» **SUPPLIED INFORMATION**
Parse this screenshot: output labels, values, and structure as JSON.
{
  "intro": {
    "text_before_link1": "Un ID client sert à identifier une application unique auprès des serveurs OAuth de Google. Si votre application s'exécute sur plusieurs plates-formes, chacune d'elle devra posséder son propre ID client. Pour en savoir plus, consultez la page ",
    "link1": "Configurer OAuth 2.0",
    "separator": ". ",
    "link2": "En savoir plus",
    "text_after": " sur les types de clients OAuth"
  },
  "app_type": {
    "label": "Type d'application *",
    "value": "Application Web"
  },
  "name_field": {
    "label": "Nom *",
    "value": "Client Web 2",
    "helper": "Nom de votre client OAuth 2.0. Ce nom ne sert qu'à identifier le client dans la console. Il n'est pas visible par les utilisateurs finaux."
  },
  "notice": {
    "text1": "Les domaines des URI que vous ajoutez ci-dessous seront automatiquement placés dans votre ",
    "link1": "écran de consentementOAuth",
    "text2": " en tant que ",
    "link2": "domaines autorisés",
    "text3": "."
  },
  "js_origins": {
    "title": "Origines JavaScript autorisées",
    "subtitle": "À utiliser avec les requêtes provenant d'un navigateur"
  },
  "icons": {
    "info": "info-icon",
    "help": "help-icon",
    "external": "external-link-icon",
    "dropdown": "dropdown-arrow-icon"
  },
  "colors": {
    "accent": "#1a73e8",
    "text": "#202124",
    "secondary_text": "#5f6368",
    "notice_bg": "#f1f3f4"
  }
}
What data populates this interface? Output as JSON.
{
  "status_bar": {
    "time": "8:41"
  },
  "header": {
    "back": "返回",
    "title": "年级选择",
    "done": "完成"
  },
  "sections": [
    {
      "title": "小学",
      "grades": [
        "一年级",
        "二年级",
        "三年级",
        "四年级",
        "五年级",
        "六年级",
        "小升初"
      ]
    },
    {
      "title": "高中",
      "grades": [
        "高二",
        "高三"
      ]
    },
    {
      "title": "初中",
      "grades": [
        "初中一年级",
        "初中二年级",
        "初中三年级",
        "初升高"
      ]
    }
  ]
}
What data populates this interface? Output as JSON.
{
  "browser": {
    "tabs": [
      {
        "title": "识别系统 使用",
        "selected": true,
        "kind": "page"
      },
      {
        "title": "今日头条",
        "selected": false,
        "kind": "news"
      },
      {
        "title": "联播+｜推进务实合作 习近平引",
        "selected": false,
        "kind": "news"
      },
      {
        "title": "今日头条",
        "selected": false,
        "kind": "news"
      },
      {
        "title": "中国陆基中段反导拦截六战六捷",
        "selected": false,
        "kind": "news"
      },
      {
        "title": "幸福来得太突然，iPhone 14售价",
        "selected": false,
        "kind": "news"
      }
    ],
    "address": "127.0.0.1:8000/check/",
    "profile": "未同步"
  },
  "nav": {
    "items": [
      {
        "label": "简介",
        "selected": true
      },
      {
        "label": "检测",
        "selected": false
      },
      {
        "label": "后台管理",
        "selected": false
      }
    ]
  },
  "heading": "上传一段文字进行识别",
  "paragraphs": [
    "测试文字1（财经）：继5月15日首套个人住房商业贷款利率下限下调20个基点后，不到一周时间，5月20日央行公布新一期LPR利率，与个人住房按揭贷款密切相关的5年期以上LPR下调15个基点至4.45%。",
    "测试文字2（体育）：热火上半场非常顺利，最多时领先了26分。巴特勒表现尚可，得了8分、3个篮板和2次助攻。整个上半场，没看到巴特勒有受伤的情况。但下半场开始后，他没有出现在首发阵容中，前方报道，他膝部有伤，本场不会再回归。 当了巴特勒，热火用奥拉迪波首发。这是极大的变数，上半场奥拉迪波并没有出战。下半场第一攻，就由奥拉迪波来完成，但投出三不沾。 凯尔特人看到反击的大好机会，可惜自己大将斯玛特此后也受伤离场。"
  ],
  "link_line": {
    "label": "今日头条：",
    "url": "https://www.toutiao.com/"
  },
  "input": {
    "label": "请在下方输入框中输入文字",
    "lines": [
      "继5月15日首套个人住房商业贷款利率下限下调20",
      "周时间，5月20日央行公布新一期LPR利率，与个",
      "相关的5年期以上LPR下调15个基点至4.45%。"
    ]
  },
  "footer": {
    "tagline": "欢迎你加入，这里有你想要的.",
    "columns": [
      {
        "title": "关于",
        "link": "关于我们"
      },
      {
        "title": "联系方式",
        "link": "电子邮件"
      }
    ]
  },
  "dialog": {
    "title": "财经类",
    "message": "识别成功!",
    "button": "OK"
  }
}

» **GOAL**
Only the number is wanted: how many lines in the data include the word "page"?

» **WRITTEN RESPONSE**
2